**STATED GOAL:** Report how many lines in the records below contain the word "from". Give only the number.

**RECORDS TO PROCESS:**
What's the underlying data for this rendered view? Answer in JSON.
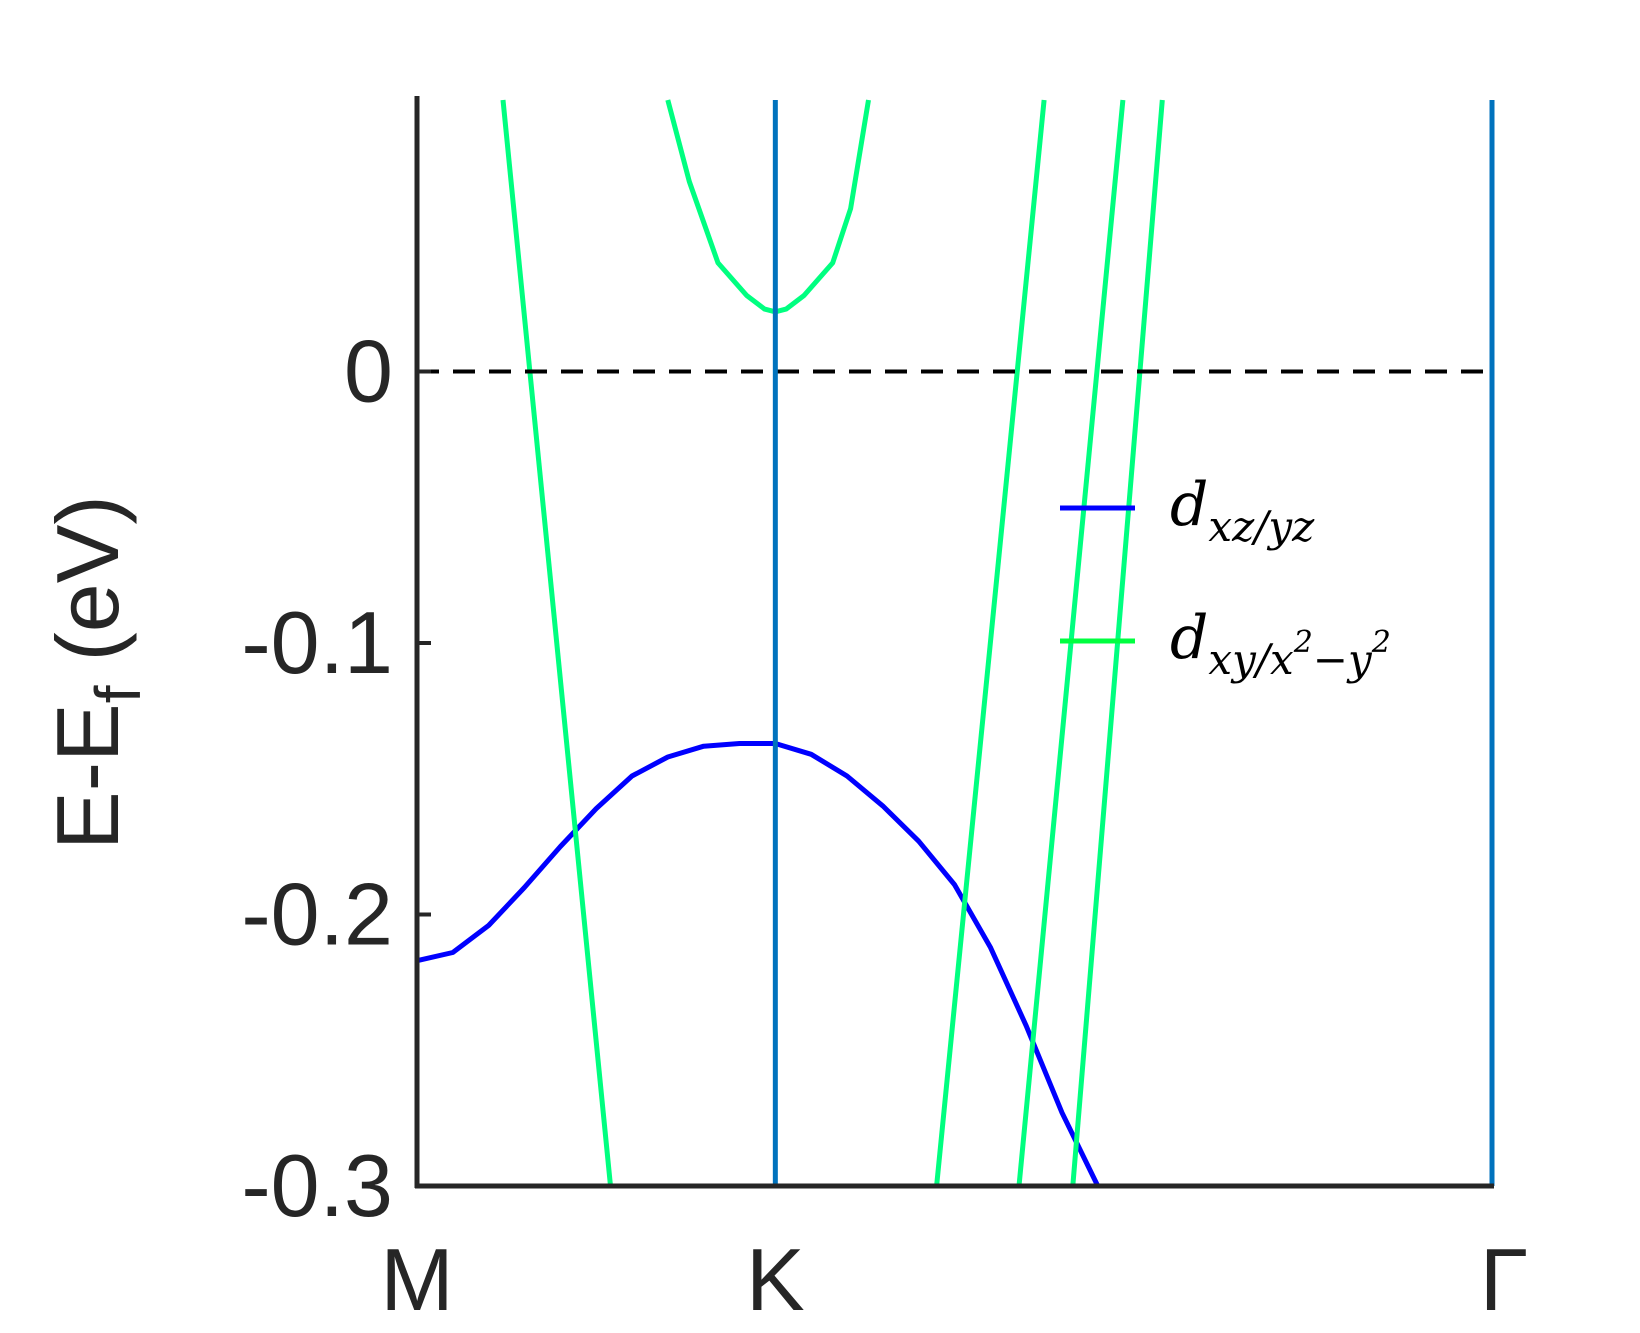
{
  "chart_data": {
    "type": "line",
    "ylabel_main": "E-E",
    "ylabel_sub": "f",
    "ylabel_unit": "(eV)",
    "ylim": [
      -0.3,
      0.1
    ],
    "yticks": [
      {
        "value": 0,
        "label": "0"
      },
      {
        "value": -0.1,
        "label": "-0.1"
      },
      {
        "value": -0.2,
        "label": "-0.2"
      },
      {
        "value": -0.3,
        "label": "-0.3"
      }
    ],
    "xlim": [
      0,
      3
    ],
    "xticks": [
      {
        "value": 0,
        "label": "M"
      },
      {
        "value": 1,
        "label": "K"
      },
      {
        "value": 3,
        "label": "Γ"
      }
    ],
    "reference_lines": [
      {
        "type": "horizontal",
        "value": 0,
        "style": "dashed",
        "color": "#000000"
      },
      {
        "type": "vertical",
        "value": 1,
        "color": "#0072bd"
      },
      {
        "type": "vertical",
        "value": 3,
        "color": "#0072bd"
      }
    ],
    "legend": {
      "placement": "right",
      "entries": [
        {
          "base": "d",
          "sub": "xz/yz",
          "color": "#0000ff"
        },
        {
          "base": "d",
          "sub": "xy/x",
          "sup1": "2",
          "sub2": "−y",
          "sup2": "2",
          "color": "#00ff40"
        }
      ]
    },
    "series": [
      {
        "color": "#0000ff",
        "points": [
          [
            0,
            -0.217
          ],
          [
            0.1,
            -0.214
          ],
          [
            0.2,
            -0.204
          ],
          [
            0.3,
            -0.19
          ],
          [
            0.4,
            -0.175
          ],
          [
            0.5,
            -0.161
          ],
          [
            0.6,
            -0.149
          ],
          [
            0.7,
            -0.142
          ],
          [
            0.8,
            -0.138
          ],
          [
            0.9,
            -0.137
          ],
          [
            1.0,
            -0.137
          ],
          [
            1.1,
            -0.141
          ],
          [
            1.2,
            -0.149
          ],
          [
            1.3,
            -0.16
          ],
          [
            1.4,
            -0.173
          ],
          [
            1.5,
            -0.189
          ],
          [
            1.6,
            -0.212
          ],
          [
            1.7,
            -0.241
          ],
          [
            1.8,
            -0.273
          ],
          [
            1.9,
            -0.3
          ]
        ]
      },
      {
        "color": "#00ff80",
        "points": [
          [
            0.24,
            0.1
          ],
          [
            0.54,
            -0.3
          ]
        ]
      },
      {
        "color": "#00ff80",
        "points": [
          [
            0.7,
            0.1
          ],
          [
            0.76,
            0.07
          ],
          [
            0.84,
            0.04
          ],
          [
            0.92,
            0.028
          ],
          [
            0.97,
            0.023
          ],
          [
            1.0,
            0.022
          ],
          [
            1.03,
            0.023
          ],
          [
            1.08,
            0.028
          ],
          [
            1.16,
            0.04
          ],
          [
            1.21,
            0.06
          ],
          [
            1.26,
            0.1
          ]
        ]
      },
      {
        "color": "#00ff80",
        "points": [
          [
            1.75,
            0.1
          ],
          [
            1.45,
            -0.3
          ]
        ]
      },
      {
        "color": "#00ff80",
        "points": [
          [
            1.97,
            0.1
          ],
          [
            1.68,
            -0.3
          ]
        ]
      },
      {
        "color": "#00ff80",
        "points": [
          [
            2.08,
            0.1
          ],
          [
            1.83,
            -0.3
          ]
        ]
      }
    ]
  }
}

--

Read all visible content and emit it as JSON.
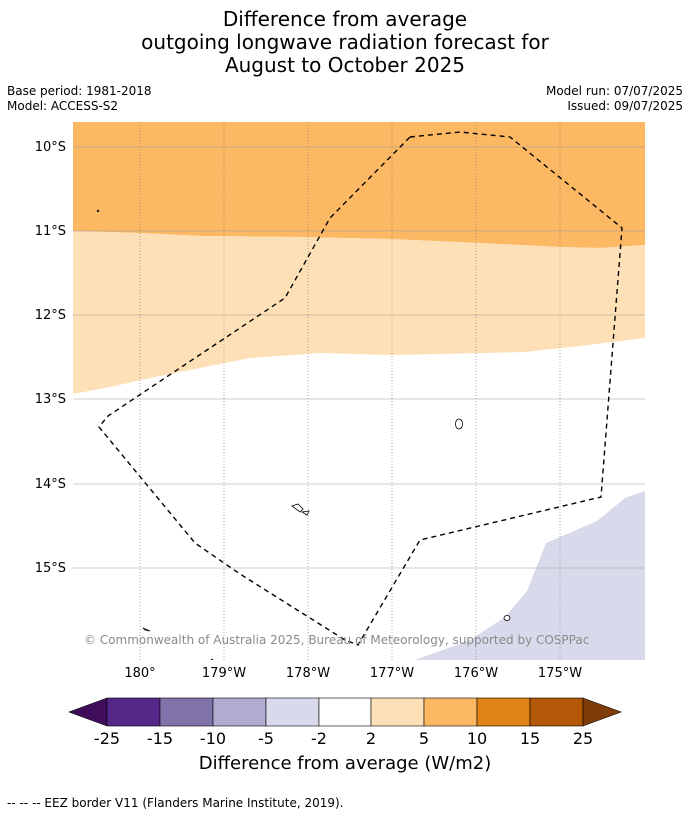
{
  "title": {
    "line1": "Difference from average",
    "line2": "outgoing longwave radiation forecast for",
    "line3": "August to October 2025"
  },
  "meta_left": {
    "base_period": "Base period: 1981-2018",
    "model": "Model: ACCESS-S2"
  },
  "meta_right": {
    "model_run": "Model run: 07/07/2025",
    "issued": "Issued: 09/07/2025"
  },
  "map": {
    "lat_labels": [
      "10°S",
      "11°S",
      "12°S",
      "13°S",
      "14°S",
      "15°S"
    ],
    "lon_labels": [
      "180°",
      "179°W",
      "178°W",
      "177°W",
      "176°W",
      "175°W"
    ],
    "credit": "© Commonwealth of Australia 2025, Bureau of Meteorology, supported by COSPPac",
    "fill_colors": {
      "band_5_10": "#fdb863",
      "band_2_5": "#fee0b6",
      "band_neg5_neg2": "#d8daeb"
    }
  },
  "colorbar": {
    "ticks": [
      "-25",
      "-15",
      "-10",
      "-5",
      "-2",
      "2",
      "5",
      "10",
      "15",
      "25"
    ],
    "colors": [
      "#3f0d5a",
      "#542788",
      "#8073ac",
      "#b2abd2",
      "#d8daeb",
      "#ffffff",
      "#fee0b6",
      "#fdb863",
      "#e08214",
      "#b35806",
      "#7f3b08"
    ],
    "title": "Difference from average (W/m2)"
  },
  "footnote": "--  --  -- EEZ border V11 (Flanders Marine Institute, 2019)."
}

==

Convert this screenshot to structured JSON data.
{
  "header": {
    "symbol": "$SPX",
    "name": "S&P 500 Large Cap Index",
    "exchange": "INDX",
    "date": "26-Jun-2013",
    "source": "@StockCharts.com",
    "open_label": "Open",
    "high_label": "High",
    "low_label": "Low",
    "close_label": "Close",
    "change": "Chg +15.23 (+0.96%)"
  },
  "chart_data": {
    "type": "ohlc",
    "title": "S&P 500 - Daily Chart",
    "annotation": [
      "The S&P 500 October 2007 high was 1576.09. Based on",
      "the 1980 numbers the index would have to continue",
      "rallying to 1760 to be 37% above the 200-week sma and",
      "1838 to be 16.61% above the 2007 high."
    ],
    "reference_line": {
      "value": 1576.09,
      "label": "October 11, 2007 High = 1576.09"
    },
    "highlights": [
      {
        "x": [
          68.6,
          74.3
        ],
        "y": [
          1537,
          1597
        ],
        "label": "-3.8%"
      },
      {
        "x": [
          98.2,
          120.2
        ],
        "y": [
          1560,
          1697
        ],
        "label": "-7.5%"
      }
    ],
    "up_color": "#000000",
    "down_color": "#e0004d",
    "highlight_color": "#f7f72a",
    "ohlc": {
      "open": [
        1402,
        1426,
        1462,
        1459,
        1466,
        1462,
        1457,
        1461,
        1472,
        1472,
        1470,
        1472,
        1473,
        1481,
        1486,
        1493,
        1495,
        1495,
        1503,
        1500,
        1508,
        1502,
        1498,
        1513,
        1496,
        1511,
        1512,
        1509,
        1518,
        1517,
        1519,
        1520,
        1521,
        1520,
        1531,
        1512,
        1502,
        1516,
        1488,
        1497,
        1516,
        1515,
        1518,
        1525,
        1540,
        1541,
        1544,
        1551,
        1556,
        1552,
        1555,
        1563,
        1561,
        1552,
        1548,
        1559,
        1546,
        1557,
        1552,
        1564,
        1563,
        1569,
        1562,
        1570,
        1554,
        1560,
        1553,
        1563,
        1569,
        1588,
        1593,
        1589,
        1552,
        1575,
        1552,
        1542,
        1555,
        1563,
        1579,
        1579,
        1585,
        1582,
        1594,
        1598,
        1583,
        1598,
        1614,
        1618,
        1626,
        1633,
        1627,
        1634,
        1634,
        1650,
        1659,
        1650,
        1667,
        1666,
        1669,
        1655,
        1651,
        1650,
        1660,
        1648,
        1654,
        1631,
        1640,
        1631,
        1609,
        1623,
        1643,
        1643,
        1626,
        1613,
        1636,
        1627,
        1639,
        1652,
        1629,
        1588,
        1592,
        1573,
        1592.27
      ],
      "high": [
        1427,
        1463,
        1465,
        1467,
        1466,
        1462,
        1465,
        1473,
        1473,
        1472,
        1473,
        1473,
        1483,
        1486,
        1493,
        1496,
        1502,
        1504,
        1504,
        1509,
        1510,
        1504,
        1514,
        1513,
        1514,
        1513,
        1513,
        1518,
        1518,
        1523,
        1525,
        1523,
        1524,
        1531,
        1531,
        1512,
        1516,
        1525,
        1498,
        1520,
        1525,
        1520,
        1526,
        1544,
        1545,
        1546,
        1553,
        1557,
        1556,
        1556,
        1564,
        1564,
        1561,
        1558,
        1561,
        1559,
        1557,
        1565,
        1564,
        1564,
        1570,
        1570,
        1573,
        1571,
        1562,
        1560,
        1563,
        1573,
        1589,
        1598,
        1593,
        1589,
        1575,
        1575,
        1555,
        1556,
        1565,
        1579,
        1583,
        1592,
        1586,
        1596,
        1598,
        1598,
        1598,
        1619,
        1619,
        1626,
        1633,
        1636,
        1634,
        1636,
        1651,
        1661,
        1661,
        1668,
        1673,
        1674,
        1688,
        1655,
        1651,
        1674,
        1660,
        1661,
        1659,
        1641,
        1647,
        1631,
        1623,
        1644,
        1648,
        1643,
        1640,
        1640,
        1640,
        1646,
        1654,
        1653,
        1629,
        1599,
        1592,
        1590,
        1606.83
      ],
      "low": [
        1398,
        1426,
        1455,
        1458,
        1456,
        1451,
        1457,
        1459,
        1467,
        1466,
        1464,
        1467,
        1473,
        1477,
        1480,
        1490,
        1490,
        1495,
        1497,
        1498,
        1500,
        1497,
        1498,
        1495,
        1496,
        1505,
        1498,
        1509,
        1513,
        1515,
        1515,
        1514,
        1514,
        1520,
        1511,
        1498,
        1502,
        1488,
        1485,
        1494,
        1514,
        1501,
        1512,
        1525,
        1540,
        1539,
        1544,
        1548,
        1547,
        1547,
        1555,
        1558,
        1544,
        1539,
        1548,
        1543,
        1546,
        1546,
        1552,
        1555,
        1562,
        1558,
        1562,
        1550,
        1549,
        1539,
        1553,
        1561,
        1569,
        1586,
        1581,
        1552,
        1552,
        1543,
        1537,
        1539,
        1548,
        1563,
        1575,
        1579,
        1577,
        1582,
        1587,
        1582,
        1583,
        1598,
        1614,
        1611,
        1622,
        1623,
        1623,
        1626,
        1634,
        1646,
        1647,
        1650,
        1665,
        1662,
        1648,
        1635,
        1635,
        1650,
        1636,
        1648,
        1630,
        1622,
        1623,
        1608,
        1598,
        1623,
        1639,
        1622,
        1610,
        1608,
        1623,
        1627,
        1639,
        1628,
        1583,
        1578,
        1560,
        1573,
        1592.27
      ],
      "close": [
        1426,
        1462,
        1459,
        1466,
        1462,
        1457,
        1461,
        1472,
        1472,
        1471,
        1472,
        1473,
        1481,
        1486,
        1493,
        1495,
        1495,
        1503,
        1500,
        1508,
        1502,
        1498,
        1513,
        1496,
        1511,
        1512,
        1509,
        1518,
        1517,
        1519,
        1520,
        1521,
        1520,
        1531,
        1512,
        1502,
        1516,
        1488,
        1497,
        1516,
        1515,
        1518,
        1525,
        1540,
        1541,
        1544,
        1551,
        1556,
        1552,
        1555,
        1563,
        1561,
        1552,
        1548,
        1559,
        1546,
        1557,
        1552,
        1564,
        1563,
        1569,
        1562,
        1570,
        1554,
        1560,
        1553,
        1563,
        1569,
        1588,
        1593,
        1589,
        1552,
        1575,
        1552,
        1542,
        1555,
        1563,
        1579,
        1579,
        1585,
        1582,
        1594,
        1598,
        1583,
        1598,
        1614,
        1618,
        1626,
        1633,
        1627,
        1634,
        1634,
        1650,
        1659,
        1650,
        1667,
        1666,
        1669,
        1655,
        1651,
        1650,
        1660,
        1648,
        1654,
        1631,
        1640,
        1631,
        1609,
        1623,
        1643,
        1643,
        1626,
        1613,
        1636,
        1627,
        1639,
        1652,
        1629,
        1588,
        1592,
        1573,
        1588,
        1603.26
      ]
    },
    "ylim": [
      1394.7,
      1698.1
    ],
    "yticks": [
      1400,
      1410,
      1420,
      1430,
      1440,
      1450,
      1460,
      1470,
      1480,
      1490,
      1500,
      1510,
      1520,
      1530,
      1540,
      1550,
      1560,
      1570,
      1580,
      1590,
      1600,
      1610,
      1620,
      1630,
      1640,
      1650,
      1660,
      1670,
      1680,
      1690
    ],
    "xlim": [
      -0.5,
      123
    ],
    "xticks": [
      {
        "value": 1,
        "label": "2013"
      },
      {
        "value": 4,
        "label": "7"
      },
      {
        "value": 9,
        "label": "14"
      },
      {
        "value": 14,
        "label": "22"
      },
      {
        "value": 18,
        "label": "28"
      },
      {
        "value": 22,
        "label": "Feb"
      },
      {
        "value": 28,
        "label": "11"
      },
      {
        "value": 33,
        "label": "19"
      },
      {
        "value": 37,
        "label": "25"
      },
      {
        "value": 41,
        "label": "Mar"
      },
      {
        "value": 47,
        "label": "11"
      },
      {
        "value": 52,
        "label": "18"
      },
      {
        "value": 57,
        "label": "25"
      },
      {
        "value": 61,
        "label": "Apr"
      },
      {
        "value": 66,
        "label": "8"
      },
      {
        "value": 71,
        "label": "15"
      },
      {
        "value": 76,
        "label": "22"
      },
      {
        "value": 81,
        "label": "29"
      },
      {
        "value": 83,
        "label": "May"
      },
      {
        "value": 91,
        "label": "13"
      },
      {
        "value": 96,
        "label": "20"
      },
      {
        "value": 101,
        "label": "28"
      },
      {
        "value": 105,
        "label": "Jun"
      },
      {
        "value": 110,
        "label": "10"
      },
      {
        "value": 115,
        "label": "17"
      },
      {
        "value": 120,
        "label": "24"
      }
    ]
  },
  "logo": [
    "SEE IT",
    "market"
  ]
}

**THE OUTPUT:** 2